## begin Data shown

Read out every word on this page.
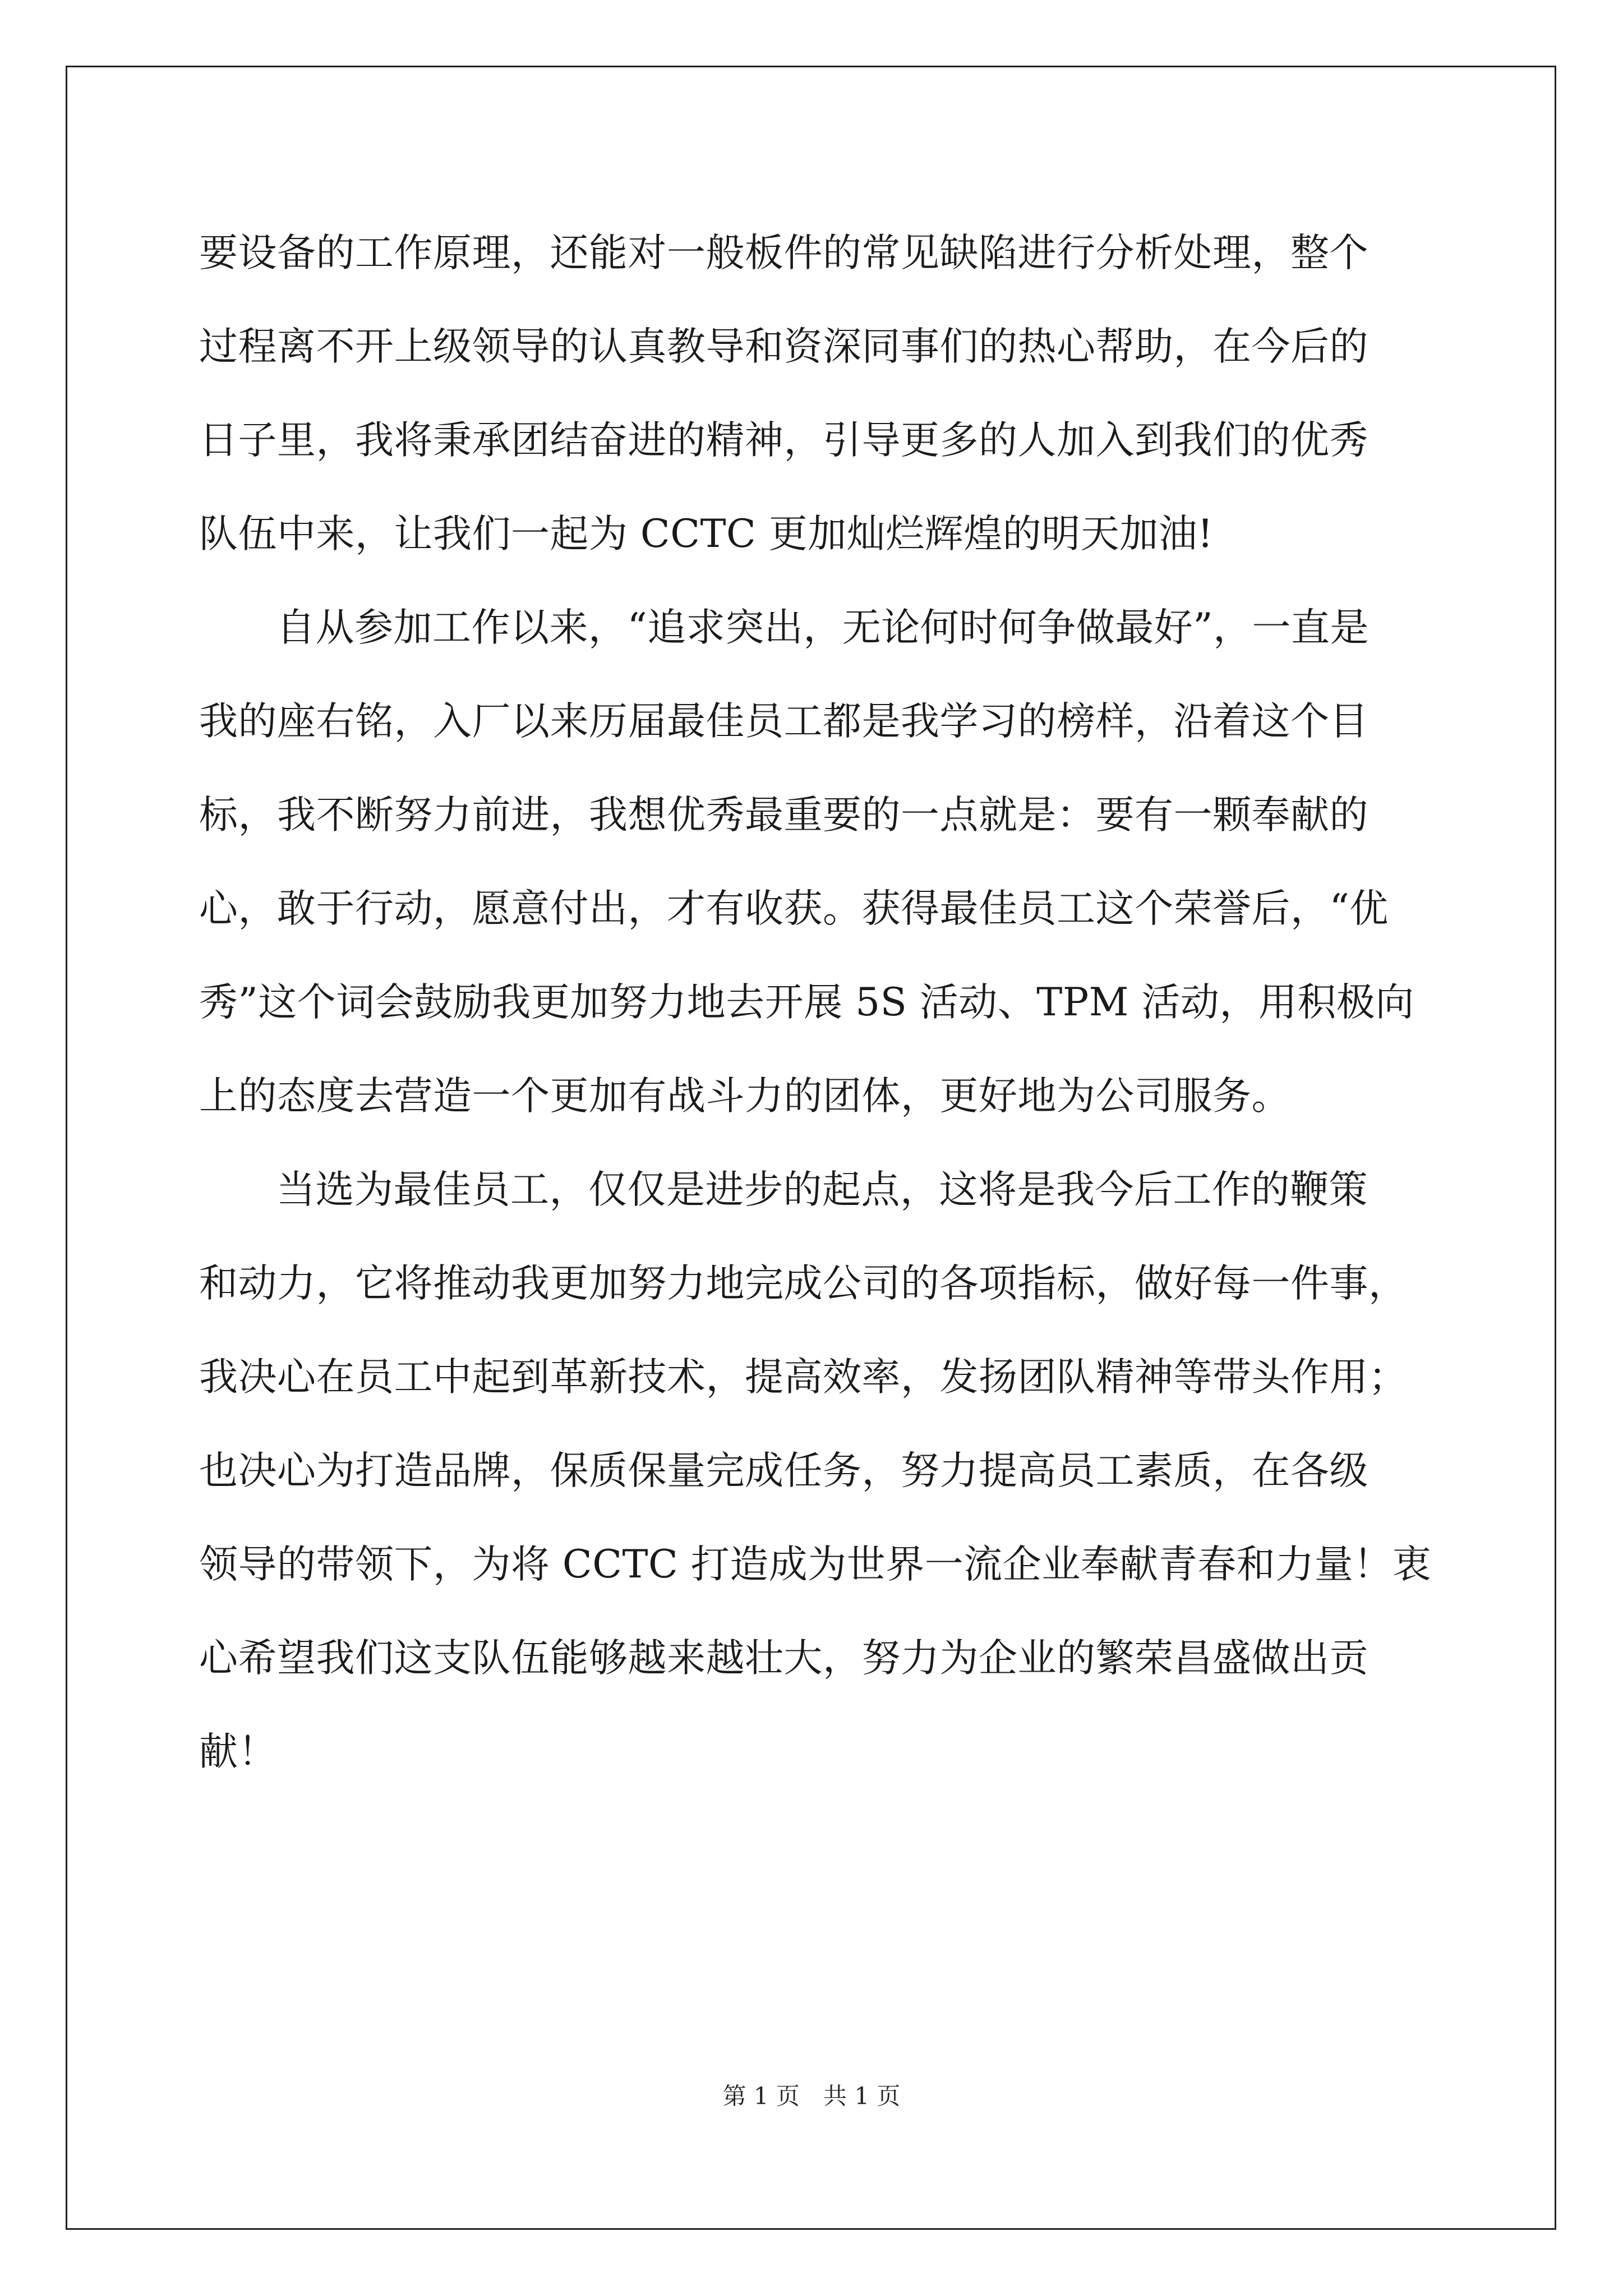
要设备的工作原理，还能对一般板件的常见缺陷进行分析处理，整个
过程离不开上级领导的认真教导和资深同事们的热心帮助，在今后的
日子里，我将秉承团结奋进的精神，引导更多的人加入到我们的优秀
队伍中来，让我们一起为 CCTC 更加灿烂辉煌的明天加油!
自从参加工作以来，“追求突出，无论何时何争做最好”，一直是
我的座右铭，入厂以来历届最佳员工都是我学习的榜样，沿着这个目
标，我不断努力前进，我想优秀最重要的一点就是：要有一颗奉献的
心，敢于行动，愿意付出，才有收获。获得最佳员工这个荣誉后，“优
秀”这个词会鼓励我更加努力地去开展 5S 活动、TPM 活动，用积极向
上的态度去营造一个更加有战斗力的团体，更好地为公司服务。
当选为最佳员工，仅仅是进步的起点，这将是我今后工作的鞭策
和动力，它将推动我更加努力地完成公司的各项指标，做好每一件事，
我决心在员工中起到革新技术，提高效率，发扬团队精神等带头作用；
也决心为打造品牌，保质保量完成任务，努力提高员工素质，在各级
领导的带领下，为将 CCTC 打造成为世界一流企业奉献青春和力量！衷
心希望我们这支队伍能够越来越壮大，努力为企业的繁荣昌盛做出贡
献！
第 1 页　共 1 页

## end Data shown
## begin Data shown

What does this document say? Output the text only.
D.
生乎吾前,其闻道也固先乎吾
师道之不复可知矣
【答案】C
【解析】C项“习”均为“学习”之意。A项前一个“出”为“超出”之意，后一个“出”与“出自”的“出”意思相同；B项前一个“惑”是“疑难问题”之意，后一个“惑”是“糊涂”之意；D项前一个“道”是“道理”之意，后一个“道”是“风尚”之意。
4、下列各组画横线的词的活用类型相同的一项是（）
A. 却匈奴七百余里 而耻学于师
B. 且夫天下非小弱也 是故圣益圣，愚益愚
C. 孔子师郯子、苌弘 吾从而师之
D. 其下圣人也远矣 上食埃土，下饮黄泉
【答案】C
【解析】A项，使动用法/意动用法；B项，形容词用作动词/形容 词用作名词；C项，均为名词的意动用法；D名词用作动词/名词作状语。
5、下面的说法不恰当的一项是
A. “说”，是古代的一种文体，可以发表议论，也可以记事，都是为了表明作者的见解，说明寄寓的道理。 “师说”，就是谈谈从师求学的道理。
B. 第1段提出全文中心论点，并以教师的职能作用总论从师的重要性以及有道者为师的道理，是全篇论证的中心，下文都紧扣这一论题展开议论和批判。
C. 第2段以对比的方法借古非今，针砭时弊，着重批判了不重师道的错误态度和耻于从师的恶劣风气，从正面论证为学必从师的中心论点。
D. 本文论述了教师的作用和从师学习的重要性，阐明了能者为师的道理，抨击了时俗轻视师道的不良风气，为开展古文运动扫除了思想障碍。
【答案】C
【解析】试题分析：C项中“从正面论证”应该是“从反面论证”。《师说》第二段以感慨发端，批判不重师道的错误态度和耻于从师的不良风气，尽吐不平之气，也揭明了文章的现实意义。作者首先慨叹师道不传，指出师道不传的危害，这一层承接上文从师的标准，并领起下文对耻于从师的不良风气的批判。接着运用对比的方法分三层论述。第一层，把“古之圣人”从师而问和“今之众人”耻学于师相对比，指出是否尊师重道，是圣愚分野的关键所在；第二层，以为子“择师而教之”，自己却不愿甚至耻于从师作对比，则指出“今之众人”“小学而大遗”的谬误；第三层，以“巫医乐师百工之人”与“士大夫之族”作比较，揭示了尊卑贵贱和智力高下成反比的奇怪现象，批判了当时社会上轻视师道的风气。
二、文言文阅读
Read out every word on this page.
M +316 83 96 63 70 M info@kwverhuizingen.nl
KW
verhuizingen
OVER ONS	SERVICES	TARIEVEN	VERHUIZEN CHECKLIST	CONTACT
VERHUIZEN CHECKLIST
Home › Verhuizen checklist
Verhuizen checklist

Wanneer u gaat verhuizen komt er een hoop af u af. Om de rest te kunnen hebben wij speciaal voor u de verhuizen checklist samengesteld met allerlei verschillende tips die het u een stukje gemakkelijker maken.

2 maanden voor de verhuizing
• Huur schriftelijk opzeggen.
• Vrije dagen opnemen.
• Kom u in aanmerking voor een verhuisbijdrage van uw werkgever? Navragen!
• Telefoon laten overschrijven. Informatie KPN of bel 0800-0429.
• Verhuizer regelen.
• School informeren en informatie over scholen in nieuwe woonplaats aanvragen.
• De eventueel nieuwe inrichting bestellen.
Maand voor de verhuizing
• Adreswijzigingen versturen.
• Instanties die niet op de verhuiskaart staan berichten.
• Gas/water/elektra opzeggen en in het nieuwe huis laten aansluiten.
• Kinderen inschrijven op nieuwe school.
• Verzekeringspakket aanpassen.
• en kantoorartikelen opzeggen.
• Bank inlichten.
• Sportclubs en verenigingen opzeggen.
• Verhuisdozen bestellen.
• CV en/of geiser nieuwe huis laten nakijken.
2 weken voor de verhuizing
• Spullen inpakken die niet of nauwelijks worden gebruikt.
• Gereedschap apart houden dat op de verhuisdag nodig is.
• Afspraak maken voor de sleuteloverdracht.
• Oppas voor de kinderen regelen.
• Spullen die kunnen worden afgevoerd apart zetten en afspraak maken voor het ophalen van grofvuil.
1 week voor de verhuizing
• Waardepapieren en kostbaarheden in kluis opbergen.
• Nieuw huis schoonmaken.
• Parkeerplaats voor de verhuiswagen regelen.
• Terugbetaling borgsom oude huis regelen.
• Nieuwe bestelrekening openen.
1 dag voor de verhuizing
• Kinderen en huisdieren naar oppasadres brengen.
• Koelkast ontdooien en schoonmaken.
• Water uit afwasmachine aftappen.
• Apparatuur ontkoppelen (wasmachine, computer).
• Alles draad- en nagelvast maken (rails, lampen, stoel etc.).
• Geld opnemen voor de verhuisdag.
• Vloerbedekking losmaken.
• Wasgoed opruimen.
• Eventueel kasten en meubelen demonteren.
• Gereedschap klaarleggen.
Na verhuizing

## end Data shown

**Task statement**
Isolate each line of the listing above that includes "apart". Copy it.

**Answer below**
• Gereedschap apart houden dat op de verhuisdag nodig is.
• Spullen die kunnen worden afgevoerd apart zetten en afspraak maken voor het ophalen van grofvuil.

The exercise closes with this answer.